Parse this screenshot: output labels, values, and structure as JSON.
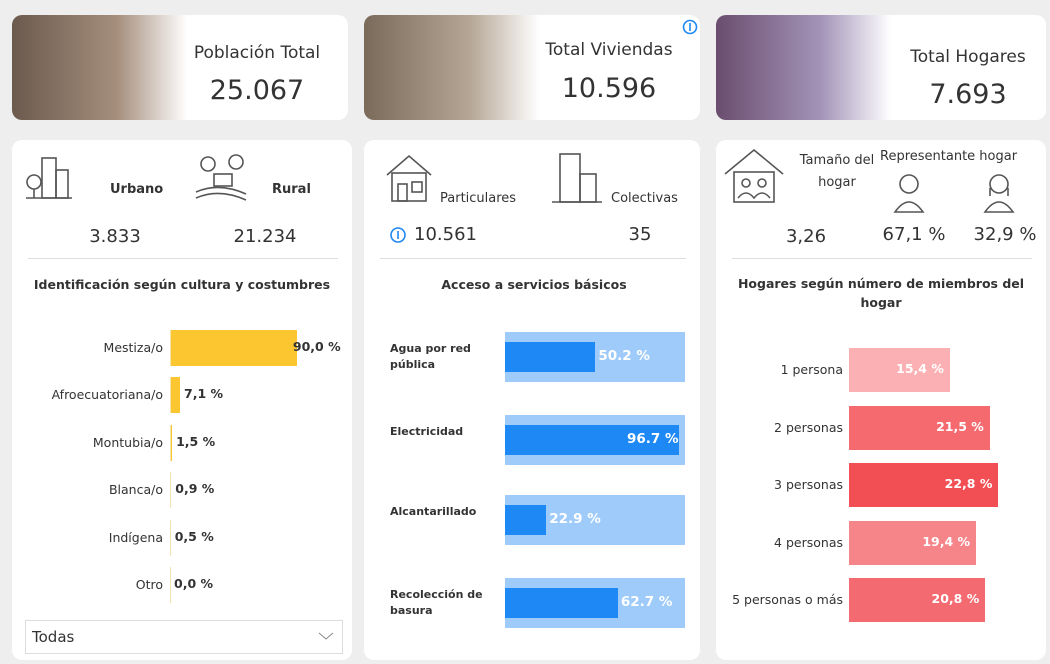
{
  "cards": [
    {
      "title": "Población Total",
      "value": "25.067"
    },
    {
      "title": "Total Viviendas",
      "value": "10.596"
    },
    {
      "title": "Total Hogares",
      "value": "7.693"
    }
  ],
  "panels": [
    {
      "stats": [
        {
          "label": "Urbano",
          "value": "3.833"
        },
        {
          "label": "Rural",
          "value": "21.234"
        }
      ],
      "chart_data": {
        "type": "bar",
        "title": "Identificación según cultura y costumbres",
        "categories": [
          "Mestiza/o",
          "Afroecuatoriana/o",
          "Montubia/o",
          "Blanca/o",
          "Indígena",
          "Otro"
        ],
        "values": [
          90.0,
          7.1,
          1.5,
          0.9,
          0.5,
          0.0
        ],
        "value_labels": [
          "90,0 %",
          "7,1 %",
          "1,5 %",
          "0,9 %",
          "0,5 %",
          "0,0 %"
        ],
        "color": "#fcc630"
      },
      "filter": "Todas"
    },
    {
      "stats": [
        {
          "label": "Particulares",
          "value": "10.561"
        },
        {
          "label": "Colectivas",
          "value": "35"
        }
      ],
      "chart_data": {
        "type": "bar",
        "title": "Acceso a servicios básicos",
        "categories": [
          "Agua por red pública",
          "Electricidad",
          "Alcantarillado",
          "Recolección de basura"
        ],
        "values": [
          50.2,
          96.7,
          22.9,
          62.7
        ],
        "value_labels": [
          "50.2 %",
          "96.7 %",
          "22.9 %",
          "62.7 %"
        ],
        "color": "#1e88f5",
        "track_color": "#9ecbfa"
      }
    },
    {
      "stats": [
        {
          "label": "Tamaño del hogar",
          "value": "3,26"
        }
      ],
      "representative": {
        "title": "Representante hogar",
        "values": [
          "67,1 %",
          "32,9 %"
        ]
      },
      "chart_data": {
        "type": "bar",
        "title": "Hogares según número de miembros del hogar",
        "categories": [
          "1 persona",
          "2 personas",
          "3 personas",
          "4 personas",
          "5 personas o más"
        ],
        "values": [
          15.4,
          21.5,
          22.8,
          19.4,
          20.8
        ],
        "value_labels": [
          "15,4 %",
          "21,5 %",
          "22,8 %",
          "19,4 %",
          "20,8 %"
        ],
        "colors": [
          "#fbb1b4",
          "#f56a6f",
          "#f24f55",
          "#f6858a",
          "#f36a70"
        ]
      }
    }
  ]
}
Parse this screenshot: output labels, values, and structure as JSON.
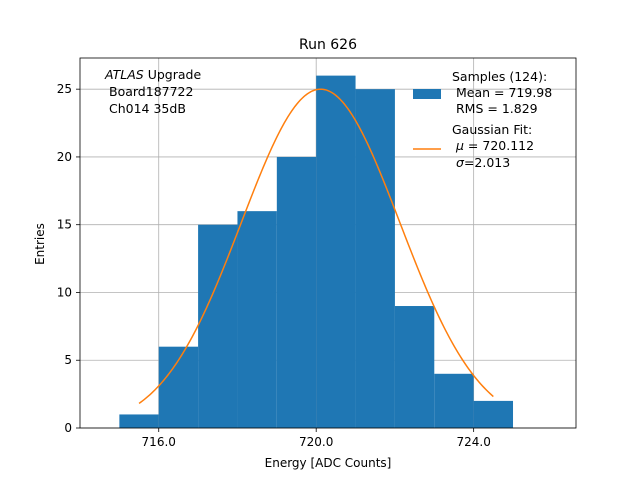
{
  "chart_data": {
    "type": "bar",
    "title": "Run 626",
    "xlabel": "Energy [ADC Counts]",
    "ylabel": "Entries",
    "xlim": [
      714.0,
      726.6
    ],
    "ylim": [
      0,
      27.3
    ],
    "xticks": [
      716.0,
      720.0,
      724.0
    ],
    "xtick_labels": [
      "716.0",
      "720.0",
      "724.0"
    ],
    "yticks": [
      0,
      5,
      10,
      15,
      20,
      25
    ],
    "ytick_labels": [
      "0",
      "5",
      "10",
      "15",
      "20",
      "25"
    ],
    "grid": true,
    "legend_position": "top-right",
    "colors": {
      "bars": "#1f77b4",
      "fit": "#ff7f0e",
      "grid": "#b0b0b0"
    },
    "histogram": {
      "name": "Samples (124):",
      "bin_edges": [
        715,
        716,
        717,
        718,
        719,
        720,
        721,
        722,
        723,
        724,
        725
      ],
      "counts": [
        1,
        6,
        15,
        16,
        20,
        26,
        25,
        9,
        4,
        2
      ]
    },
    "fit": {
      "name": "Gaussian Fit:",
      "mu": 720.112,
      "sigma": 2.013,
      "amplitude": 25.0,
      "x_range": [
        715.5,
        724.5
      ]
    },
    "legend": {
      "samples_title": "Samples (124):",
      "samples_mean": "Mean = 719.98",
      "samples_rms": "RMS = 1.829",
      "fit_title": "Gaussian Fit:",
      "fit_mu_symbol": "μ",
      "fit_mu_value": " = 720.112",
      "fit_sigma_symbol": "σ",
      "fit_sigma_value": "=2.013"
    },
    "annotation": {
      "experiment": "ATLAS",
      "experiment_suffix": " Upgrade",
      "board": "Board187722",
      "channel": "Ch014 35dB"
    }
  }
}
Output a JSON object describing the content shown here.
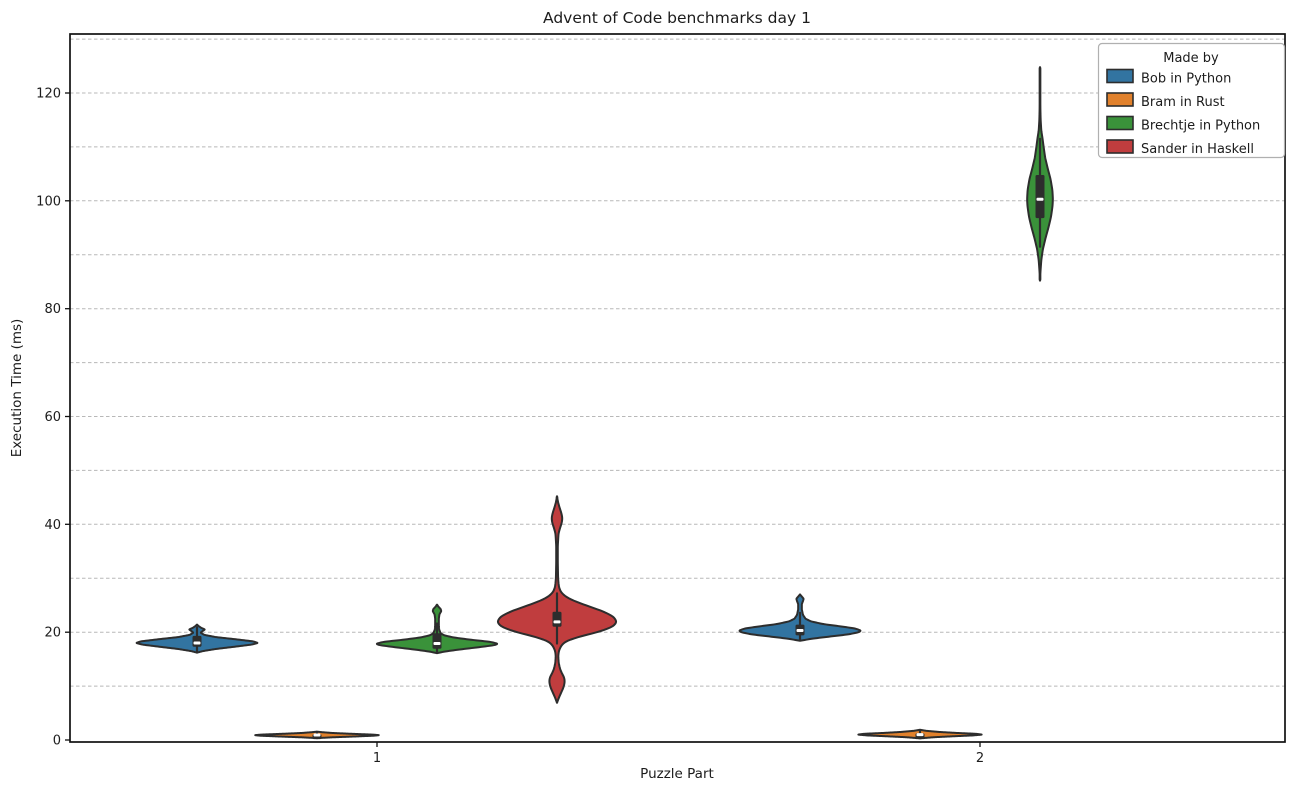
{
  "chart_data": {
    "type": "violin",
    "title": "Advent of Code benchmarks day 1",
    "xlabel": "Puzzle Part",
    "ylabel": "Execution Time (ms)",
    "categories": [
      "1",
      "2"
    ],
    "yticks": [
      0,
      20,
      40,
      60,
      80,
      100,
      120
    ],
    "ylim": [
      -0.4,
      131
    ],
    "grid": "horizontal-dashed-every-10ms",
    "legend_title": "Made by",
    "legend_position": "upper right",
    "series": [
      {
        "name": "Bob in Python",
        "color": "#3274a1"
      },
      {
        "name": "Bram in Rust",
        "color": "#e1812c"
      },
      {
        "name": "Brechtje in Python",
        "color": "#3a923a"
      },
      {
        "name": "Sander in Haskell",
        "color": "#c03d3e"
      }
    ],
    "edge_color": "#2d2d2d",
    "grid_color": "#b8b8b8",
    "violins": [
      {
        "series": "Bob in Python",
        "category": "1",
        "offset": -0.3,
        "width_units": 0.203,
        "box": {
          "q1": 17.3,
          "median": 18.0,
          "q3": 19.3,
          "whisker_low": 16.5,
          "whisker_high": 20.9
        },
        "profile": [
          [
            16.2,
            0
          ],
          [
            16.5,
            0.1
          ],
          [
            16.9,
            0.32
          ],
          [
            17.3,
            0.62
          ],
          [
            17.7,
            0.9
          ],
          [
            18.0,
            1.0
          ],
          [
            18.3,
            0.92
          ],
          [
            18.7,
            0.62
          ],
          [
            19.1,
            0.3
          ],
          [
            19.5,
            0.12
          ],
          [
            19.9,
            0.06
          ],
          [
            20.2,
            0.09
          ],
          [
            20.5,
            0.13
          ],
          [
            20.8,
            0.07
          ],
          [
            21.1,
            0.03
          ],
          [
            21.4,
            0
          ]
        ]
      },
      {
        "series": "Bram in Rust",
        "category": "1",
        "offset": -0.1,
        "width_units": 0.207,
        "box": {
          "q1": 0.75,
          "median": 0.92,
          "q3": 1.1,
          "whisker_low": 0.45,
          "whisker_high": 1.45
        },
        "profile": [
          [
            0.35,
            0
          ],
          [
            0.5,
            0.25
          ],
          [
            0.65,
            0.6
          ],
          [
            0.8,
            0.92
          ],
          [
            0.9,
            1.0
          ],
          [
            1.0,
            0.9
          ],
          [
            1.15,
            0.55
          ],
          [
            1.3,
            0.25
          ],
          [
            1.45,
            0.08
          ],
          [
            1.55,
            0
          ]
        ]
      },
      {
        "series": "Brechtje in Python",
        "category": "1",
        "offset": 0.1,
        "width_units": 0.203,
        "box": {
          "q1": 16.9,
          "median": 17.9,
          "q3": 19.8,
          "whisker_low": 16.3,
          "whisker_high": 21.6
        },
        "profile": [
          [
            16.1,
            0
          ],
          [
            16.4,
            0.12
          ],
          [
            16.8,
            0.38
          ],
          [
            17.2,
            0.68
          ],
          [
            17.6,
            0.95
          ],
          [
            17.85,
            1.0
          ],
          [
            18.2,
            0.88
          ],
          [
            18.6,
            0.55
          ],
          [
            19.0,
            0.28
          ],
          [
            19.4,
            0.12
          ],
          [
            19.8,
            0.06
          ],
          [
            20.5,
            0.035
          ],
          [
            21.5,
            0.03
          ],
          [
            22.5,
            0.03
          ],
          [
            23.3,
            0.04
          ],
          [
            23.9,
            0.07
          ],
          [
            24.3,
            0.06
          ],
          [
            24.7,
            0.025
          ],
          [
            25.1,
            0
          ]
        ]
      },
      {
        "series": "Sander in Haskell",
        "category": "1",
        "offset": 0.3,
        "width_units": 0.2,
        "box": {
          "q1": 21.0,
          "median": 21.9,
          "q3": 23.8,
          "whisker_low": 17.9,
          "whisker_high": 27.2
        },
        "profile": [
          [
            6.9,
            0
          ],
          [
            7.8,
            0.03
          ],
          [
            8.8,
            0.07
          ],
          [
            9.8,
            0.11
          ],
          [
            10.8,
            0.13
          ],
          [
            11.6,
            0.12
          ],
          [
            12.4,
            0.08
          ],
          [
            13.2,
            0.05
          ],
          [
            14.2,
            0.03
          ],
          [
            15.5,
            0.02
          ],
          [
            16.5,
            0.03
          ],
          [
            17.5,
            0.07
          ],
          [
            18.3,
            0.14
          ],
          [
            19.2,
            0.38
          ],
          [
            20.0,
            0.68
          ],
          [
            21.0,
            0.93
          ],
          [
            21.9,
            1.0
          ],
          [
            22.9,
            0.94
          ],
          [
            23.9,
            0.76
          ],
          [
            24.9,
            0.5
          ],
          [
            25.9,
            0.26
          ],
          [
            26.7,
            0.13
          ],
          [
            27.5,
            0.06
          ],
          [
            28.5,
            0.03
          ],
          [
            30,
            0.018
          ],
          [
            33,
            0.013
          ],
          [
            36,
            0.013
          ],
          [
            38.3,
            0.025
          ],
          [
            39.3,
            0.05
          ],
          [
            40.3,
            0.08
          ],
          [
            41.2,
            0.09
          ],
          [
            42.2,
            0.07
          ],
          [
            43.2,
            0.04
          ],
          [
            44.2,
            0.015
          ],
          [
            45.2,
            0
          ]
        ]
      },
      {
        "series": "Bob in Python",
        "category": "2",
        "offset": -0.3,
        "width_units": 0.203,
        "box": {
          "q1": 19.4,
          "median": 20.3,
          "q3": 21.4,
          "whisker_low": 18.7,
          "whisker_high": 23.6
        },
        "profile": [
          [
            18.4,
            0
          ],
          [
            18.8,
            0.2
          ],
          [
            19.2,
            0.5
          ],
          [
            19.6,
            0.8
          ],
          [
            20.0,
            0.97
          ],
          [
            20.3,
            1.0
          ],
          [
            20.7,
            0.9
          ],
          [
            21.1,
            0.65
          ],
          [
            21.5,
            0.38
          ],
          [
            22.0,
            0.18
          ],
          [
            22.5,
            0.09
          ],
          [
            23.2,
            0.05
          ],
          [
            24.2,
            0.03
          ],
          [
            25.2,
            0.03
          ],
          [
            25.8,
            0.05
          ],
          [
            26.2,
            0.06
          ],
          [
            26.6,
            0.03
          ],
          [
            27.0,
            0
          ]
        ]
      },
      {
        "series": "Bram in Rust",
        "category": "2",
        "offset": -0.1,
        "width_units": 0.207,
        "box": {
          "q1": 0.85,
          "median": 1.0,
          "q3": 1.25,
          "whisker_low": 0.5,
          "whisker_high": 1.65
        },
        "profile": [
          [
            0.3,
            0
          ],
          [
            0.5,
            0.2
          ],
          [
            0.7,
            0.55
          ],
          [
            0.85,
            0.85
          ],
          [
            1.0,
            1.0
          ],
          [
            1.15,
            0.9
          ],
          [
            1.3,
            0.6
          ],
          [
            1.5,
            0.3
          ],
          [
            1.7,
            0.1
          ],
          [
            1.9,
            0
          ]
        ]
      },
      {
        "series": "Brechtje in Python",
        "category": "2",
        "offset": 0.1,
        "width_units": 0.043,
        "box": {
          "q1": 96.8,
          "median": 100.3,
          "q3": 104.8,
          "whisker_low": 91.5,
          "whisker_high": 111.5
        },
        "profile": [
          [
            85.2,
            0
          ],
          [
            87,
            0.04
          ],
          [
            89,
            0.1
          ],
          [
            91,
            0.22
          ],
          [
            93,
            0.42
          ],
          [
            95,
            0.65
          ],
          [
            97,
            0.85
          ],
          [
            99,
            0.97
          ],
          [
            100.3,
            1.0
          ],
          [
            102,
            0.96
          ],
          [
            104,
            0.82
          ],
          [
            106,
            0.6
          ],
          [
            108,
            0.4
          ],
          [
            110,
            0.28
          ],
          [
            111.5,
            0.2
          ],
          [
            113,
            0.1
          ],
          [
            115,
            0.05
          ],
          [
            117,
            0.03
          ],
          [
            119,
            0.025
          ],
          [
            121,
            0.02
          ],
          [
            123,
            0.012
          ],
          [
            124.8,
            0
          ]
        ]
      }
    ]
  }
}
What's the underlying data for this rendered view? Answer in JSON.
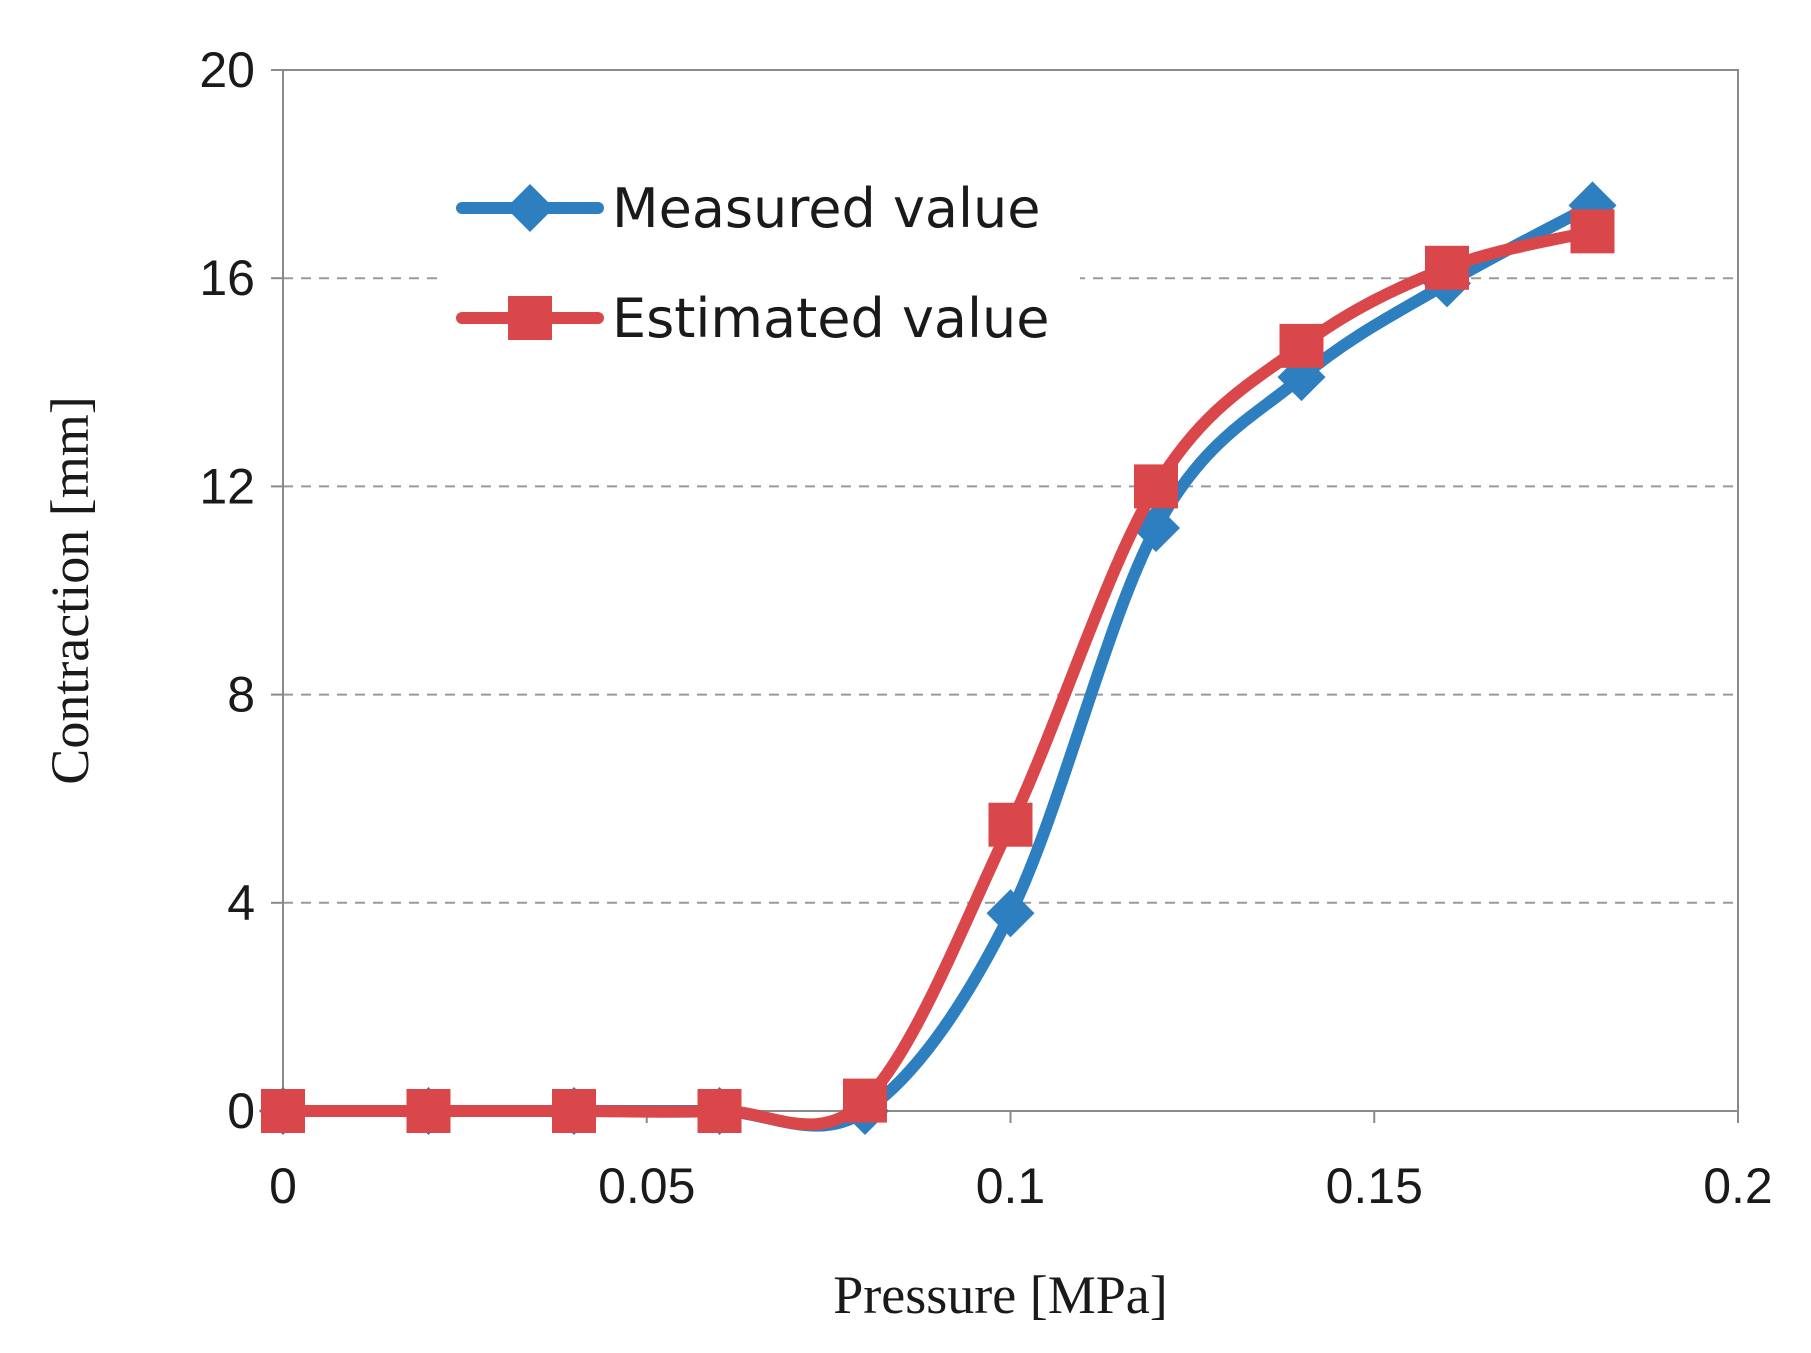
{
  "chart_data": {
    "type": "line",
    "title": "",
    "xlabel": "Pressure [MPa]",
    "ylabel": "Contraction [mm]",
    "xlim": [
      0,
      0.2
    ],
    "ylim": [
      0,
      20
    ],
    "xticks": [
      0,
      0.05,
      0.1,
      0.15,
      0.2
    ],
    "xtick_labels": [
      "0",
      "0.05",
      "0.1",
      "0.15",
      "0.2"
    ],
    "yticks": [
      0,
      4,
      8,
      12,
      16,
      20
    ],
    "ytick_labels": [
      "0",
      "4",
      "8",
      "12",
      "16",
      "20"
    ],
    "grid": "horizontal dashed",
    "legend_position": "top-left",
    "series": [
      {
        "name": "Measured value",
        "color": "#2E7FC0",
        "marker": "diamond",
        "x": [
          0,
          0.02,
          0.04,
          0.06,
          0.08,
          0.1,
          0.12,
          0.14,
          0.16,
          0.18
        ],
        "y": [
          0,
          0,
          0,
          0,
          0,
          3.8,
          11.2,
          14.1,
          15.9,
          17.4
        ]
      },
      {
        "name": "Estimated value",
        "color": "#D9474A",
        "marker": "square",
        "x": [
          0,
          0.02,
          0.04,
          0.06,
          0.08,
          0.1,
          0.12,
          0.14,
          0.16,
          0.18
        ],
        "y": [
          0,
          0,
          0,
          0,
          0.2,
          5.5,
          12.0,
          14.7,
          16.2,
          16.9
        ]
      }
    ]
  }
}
◆ ◆ ◆ ◆ ◆ ◆ ◆
Task description
Locate all lines in the listing above with the word "name". Copy them.

Solution to the problem
      "name": "Samples (124):",
      "name": "Gaussian Fit:",
        "name": "Bob in Python",
        "name": "Bram in Rust",
        "name": "Brechtje in Python",
        "name": "Sander in Haskell",
        "name": "Measured value",
        "name": "Estimated value",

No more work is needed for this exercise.